Data excerpts:
========================================
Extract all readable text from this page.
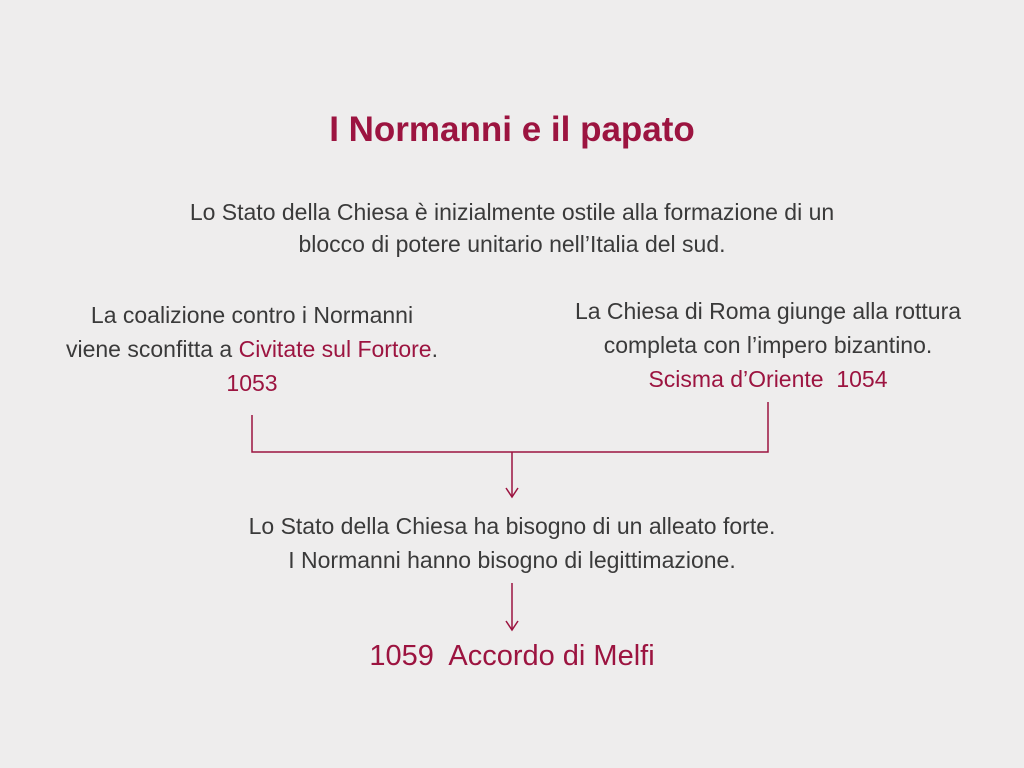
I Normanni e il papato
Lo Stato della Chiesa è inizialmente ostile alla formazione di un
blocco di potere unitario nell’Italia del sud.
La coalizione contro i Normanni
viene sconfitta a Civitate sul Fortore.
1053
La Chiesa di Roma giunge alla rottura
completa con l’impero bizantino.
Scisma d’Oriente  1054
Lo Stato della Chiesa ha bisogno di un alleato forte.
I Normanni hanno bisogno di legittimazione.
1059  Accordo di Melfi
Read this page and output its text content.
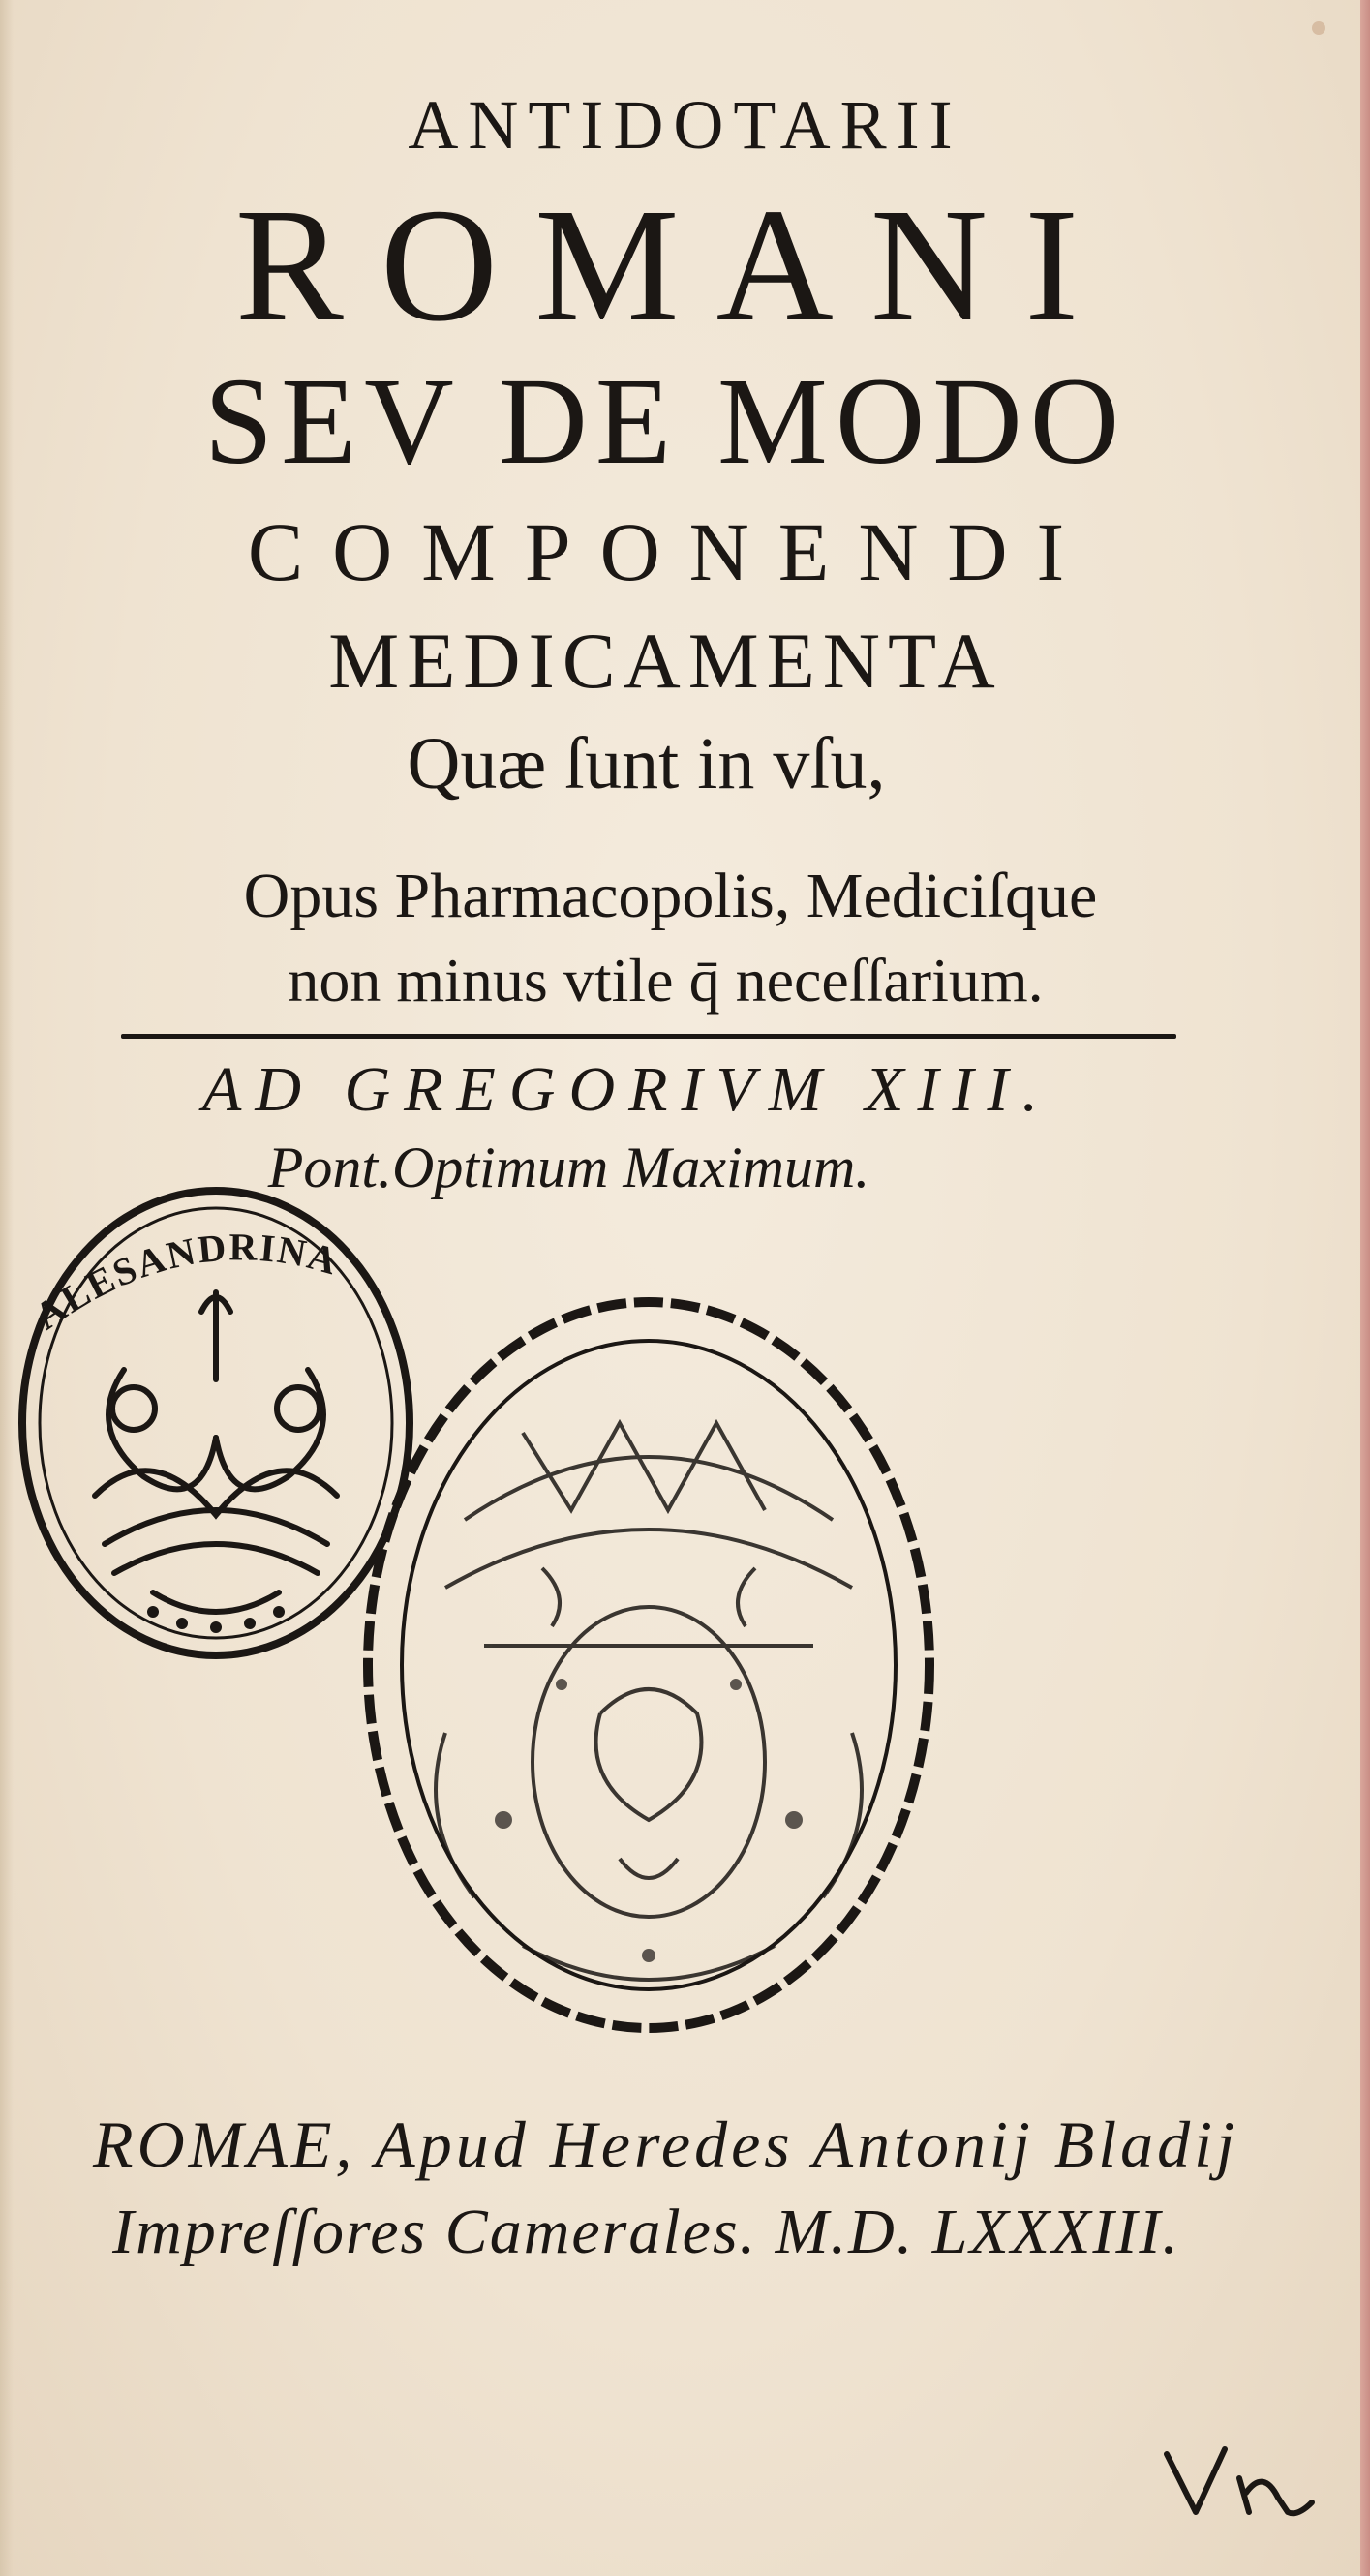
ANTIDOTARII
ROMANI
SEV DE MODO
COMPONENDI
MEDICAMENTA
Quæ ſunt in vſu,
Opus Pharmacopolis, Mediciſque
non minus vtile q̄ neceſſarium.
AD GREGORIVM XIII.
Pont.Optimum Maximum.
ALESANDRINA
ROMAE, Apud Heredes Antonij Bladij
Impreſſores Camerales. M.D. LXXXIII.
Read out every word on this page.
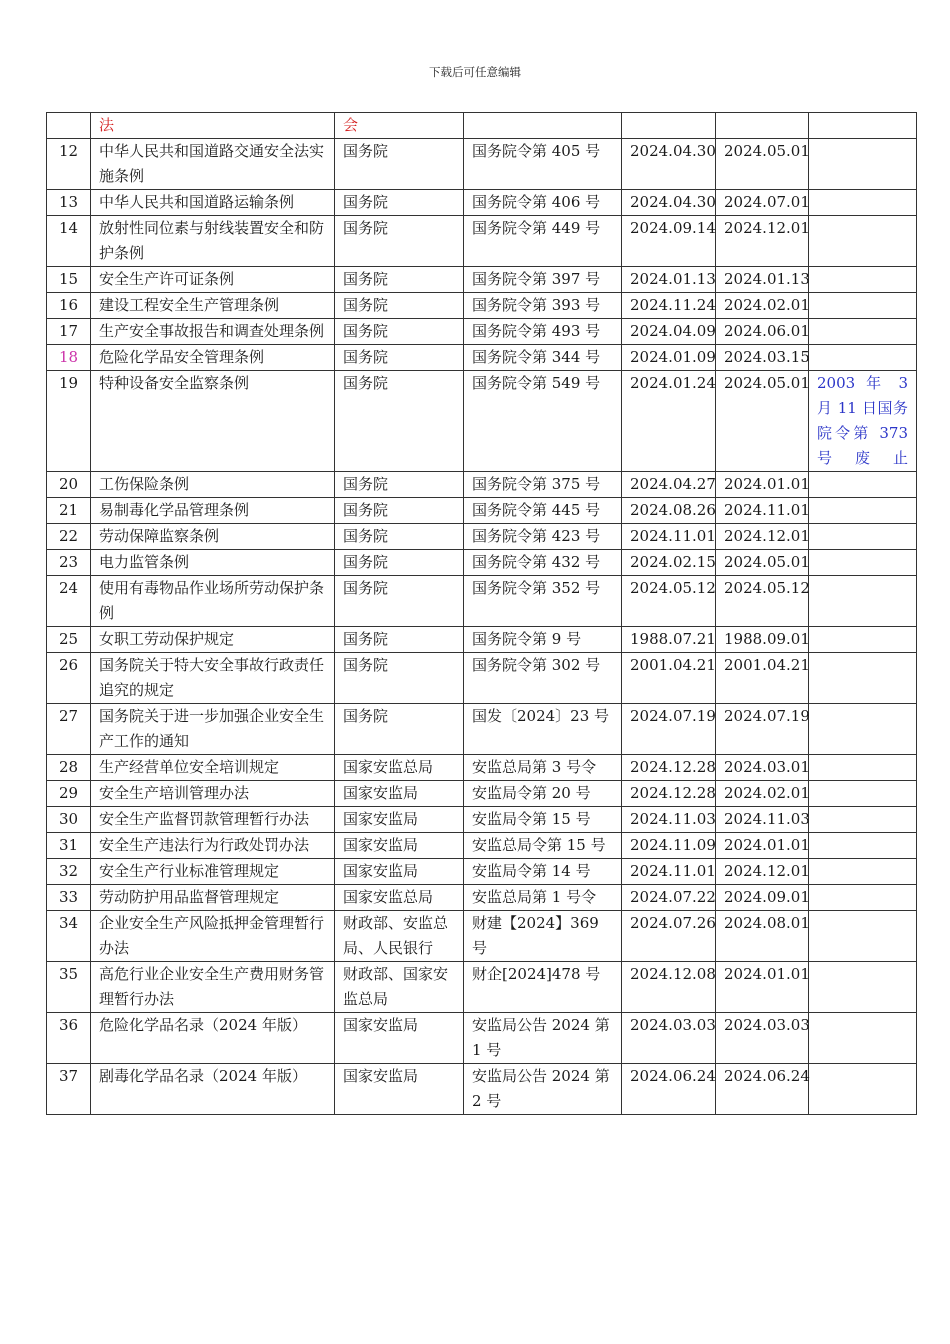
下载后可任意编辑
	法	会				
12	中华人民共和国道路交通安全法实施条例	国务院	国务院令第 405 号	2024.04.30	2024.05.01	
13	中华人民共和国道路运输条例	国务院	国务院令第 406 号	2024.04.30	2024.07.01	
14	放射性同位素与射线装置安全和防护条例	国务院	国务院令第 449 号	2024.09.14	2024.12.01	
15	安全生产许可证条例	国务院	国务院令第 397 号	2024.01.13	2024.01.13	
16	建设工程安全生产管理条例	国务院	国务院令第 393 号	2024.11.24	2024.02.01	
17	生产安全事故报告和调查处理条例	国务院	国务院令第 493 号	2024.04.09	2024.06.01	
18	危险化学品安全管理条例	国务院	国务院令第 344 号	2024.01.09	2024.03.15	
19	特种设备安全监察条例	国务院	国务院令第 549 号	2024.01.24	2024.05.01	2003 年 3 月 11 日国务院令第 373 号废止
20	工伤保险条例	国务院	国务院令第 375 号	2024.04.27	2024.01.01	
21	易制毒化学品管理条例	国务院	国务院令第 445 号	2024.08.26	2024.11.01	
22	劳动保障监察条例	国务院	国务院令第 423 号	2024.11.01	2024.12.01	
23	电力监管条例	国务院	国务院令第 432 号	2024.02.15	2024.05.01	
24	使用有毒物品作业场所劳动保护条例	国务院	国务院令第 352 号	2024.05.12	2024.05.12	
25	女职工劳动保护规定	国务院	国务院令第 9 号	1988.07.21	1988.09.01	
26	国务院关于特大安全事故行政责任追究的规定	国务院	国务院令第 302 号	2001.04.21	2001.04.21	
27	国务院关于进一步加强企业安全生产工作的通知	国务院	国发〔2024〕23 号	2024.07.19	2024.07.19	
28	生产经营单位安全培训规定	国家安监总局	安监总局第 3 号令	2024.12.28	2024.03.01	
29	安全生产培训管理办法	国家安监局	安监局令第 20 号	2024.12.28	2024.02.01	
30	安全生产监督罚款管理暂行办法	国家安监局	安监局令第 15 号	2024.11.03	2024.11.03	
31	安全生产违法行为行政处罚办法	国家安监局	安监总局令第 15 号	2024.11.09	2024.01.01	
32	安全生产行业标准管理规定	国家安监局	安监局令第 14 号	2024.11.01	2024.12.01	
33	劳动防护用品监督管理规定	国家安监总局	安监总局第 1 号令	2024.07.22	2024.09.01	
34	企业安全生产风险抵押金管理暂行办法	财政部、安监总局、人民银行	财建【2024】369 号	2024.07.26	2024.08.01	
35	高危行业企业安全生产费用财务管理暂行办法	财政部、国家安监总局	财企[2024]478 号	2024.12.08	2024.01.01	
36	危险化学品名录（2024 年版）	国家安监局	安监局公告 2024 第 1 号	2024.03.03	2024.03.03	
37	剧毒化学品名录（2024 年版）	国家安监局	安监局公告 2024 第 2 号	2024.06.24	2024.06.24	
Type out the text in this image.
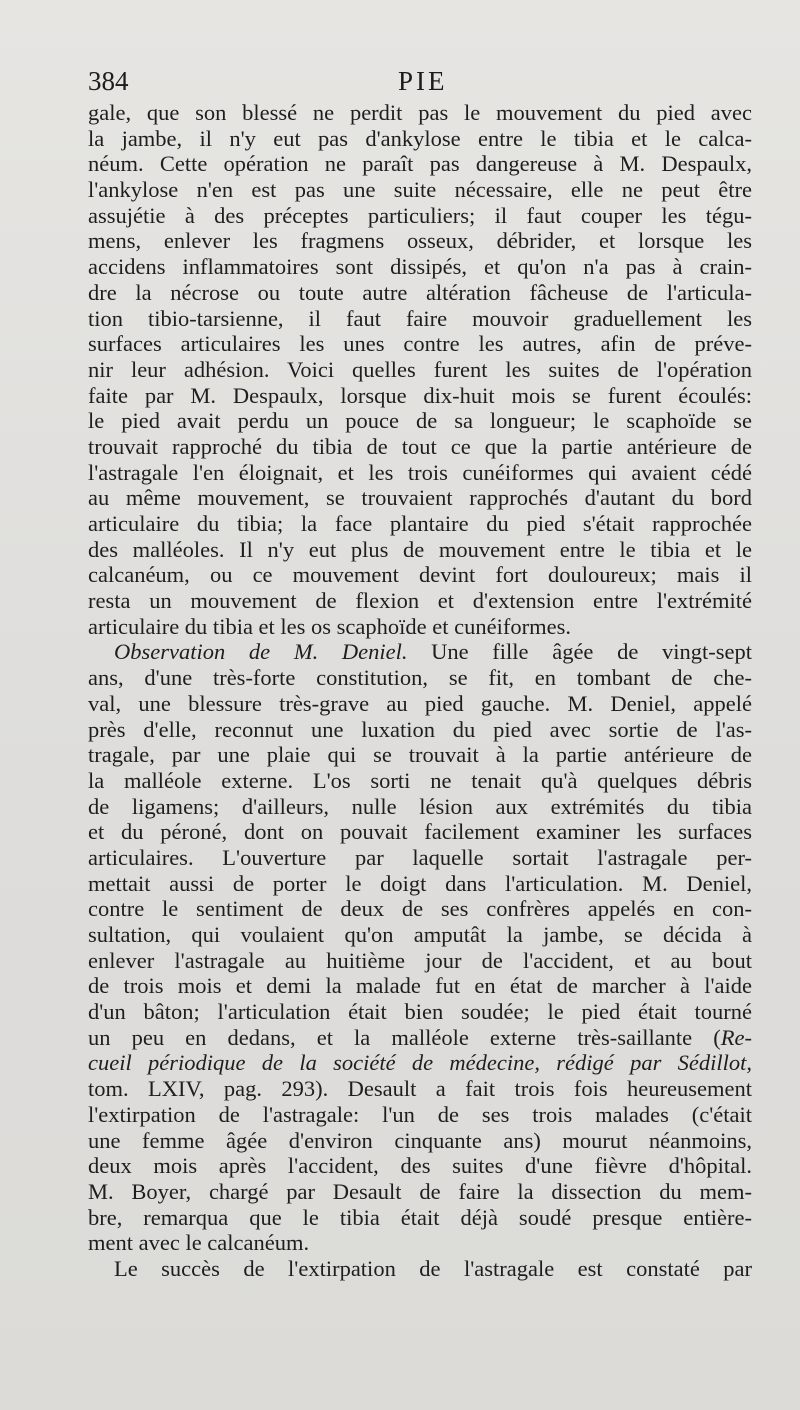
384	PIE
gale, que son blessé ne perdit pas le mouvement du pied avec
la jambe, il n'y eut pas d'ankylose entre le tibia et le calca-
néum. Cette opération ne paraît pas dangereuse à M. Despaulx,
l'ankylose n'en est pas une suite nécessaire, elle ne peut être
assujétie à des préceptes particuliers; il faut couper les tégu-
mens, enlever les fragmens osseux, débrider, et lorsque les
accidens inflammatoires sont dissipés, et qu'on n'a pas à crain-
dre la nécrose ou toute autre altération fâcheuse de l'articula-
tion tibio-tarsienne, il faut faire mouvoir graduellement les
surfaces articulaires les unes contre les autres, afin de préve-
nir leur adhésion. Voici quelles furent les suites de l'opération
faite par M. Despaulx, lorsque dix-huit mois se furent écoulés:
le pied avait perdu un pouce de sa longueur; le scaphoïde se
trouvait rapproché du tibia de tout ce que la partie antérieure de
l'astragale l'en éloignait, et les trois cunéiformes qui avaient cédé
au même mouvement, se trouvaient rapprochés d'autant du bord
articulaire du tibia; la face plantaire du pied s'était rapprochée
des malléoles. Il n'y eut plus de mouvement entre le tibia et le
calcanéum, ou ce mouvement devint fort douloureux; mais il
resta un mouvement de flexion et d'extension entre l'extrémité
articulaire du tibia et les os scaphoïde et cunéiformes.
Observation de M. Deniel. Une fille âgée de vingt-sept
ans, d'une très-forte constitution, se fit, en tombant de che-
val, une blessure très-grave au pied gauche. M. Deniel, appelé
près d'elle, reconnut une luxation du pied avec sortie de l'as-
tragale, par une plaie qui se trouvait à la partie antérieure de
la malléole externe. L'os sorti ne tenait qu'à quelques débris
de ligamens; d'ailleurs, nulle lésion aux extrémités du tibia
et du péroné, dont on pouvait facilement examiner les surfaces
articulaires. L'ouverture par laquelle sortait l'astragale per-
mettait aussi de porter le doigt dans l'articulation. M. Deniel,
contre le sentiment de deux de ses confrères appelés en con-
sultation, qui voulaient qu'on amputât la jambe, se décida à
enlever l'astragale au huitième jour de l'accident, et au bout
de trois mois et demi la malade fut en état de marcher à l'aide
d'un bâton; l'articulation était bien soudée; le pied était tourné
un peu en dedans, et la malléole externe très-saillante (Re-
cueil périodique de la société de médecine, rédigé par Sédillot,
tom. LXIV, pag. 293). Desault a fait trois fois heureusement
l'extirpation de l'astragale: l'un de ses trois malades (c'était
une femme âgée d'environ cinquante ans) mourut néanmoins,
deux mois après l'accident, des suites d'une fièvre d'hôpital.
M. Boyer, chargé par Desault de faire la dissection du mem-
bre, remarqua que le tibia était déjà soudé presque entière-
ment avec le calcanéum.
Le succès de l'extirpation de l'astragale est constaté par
========================================
## What you need to do
From the listing above, copy every line that holds the string "contre".

## Complete answer
surfaces articulaires les unes contre les autres, afin de préve-
contre le sentiment de deux de ses confrères appelés en con-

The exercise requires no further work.